Work required: Copy out all the records, word for word.

Data excerpts:
============================================================
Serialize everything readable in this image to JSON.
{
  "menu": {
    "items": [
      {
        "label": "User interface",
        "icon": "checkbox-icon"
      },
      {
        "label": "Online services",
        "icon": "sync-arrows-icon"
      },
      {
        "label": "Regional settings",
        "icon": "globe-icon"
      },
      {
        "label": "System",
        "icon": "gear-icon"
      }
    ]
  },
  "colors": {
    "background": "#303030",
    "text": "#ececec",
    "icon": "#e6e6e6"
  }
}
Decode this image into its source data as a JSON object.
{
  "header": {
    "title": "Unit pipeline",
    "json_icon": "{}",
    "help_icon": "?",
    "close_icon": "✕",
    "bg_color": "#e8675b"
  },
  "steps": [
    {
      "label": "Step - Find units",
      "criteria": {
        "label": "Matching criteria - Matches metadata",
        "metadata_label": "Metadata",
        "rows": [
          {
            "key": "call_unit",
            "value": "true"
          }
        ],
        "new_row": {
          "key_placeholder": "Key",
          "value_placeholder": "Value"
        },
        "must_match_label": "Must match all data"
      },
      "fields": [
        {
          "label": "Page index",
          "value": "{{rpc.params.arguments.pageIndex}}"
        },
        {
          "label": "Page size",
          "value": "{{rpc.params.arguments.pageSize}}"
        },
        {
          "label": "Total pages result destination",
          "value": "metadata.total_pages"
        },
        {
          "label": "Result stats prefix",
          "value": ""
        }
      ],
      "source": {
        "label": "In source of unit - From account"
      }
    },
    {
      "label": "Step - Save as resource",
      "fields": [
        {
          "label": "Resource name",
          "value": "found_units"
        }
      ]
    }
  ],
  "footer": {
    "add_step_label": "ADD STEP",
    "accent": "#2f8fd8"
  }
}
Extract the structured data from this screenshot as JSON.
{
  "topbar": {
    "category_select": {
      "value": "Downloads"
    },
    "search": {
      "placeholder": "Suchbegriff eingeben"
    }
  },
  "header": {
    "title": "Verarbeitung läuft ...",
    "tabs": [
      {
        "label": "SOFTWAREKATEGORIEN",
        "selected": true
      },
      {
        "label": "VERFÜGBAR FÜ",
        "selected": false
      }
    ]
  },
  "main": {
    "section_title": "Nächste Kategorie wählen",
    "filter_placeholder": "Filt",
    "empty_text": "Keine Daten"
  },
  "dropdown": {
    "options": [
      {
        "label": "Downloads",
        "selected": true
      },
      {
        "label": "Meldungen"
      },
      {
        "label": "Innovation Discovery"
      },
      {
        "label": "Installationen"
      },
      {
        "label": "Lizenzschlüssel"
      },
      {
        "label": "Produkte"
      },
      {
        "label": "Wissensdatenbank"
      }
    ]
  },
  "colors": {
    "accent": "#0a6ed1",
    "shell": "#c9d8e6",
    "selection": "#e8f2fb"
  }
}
============================================================
Worked solution:
Serialize everything readable in this image to JSON.
{
  "menu": {
    "items": [
      {
        "label": "User interface",
        "icon": "checkbox-icon"
      },
      {
        "label": "Online services",
        "icon": "sync-arrows-icon"
      },
      {
        "label": "Regional settings",
        "icon": "globe-icon"
      },
      {
        "label": "System",
        "icon": "gear-icon"
      }
    ]
  },
  "colors": {
    "background": "#303030",
    "text": "#ececec",
    "icon": "#e6e6e6"
  }
}
Decode this image into its source data as a JSON object.
{
  "header": {
    "title": "Unit pipeline",
    "json_icon": "{}",
    "help_icon": "?",
    "close_icon": "✕",
    "bg_color": "#e8675b"
  },
  "steps": [
    {
      "label": "Step - Find units",
      "criteria": {
        "label": "Matching criteria - Matches metadata",
        "metadata_label": "Metadata",
        "rows": [
          {
            "key": "call_unit",
            "value": "true"
          }
        ],
        "new_row": {
          "key_placeholder": "Key",
          "value_placeholder": "Value"
        },
        "must_match_label": "Must match all data"
      },
      "fields": [
        {
          "label": "Page index",
          "value": "{{rpc.params.arguments.pageIndex}}"
        },
        {
          "label": "Page size",
          "value": "{{rpc.params.arguments.pageSize}}"
        },
        {
          "label": "Total pages result destination",
          "value": "metadata.total_pages"
        },
        {
          "label": "Result stats prefix",
          "value": ""
        }
      ],
      "source": {
        "label": "In source of unit - From account"
      }
    },
    {
      "label": "Step - Save as resource",
      "fields": [
        {
          "label": "Resource name",
          "value": "found_units"
        }
      ]
    }
  ],
  "footer": {
    "add_step_label": "ADD STEP",
    "accent": "#2f8fd8"
  }
}
Extract the structured data from this screenshot as JSON.
{
  "topbar": {
    "category_select": {
      "value": "Downloads"
    },
    "search": {
      "placeholder": "Suchbegriff eingeben"
    }
  },
  "header": {
    "title": "Verarbeitung läuft ...",
    "tabs": [
      {
        "label": "SOFTWAREKATEGORIEN",
        "selected": true
      },
      {
        "label": "VERFÜGBAR FÜ",
        "selected": false
      }
    ]
  },
  "main": {
    "section_title": "Nächste Kategorie wählen",
    "filter_placeholder": "Filt",
    "empty_text": "Keine Daten"
  },
  "dropdown": {
    "options": [
      {
        "label": "Downloads",
        "selected": true
      },
      {
        "label": "Meldungen"
      },
      {
        "label": "Innovation Discovery"
      },
      {
        "label": "Installationen"
      },
      {
        "label": "Lizenzschlüssel"
      },
      {
        "label": "Produkte"
      },
      {
        "label": "Wissensdatenbank"
      }
    ]
  },
  "colors": {
    "accent": "#0a6ed1",
    "shell": "#c9d8e6",
    "selection": "#e8f2fb"
  }
}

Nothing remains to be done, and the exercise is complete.